━━━━━ SUPPLIED DATA

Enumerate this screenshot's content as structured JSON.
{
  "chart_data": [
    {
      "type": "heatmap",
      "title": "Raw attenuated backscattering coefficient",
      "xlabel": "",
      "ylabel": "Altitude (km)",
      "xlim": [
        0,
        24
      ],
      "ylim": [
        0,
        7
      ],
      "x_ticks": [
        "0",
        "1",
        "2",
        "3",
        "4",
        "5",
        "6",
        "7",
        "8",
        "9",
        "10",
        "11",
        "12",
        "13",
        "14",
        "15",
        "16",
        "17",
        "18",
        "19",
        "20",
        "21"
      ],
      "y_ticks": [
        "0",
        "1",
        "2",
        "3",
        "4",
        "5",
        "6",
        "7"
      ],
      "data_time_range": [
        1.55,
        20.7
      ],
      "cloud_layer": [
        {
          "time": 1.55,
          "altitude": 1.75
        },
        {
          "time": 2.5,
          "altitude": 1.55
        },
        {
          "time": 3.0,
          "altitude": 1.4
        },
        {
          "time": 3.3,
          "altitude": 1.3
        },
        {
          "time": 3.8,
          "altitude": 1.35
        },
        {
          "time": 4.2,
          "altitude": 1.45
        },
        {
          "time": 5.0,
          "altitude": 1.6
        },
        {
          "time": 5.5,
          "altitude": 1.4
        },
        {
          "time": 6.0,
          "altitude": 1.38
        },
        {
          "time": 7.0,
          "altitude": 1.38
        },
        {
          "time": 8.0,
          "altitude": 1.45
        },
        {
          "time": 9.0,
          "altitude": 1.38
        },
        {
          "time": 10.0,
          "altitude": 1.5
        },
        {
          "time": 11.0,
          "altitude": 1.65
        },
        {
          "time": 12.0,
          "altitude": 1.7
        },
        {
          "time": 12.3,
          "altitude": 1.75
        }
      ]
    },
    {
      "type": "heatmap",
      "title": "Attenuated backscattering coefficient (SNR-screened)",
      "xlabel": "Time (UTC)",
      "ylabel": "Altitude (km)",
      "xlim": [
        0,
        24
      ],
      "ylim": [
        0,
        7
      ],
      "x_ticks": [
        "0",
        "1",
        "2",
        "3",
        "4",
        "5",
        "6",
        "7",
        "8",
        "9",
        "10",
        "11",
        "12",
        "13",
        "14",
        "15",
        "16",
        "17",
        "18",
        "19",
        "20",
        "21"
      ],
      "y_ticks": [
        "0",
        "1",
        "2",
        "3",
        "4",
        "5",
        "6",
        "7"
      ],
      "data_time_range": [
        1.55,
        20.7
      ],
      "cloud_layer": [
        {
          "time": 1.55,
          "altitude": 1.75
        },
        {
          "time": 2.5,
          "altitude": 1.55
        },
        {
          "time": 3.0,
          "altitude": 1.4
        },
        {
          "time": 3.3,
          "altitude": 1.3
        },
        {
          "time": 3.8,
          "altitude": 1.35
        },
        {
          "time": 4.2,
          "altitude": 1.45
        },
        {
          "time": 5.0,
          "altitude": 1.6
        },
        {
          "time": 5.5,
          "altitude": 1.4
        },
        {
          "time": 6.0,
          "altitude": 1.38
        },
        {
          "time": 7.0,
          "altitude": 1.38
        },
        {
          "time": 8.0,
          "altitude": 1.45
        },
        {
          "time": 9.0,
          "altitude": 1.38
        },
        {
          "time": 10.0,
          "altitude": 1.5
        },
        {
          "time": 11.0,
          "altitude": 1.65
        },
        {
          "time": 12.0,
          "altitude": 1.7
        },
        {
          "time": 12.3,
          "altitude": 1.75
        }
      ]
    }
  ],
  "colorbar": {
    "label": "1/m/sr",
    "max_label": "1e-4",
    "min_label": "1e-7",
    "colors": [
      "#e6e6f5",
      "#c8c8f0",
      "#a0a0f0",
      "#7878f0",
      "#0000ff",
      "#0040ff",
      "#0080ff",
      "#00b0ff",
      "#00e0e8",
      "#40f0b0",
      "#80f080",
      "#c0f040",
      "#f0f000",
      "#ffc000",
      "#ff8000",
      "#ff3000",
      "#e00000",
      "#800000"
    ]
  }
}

━━━━━━━━━━

Print the material once more, exactly.

### FINISHED ANSWER
Enumerate this screenshot's content as structured JSON.
{
  "chart_data": [
    {
      "type": "heatmap",
      "title": "Raw attenuated backscattering coefficient",
      "xlabel": "",
      "ylabel": "Altitude (km)",
      "xlim": [
        0,
        24
      ],
      "ylim": [
        0,
        7
      ],
      "x_ticks": [
        "0",
        "1",
        "2",
        "3",
        "4",
        "5",
        "6",
        "7",
        "8",
        "9",
        "10",
        "11",
        "12",
        "13",
        "14",
        "15",
        "16",
        "17",
        "18",
        "19",
        "20",
        "21"
      ],
      "y_ticks": [
        "0",
        "1",
        "2",
        "3",
        "4",
        "5",
        "6",
        "7"
      ],
      "data_time_range": [
        1.55,
        20.7
      ],
      "cloud_layer": [
        {
          "time": 1.55,
          "altitude": 1.75
        },
        {
          "time": 2.5,
          "altitude": 1.55
        },
        {
          "time": 3.0,
          "altitude": 1.4
        },
        {
          "time": 3.3,
          "altitude": 1.3
        },
        {
          "time": 3.8,
          "altitude": 1.35
        },
        {
          "time": 4.2,
          "altitude": 1.45
        },
        {
          "time": 5.0,
          "altitude": 1.6
        },
        {
          "time": 5.5,
          "altitude": 1.4
        },
        {
          "time": 6.0,
          "altitude": 1.38
        },
        {
          "time": 7.0,
          "altitude": 1.38
        },
        {
          "time": 8.0,
          "altitude": 1.45
        },
        {
          "time": 9.0,
          "altitude": 1.38
        },
        {
          "time": 10.0,
          "altitude": 1.5
        },
        {
          "time": 11.0,
          "altitude": 1.65
        },
        {
          "time": 12.0,
          "altitude": 1.7
        },
        {
          "time": 12.3,
          "altitude": 1.75
        }
      ]
    },
    {
      "type": "heatmap",
      "title": "Attenuated backscattering coefficient (SNR-screened)",
      "xlabel": "Time (UTC)",
      "ylabel": "Altitude (km)",
      "xlim": [
        0,
        24
      ],
      "ylim": [
        0,
        7
      ],
      "x_ticks": [
        "0",
        "1",
        "2",
        "3",
        "4",
        "5",
        "6",
        "7",
        "8",
        "9",
        "10",
        "11",
        "12",
        "13",
        "14",
        "15",
        "16",
        "17",
        "18",
        "19",
        "20",
        "21"
      ],
      "y_ticks": [
        "0",
        "1",
        "2",
        "3",
        "4",
        "5",
        "6",
        "7"
      ],
      "data_time_range": [
        1.55,
        20.7
      ],
      "cloud_layer": [
        {
          "time": 1.55,
          "altitude": 1.75
        },
        {
          "time": 2.5,
          "altitude": 1.55
        },
        {
          "time": 3.0,
          "altitude": 1.4
        },
        {
          "time": 3.3,
          "altitude": 1.3
        },
        {
          "time": 3.8,
          "altitude": 1.35
        },
        {
          "time": 4.2,
          "altitude": 1.45
        },
        {
          "time": 5.0,
          "altitude": 1.6
        },
        {
          "time": 5.5,
          "altitude": 1.4
        },
        {
          "time": 6.0,
          "altitude": 1.38
        },
        {
          "time": 7.0,
          "altitude": 1.38
        },
        {
          "time": 8.0,
          "altitude": 1.45
        },
        {
          "time": 9.0,
          "altitude": 1.38
        },
        {
          "time": 10.0,
          "altitude": 1.5
        },
        {
          "time": 11.0,
          "altitude": 1.65
        },
        {
          "time": 12.0,
          "altitude": 1.7
        },
        {
          "time": 12.3,
          "altitude": 1.75
        }
      ]
    }
  ],
  "colorbar": {
    "label": "1/m/sr",
    "max_label": "1e-4",
    "min_label": "1e-7",
    "colors": [
      "#e6e6f5",
      "#c8c8f0",
      "#a0a0f0",
      "#7878f0",
      "#0000ff",
      "#0040ff",
      "#0080ff",
      "#00b0ff",
      "#00e0e8",
      "#40f0b0",
      "#80f080",
      "#c0f040",
      "#f0f000",
      "#ffc000",
      "#ff8000",
      "#ff3000",
      "#e00000",
      "#800000"
    ]
  }
}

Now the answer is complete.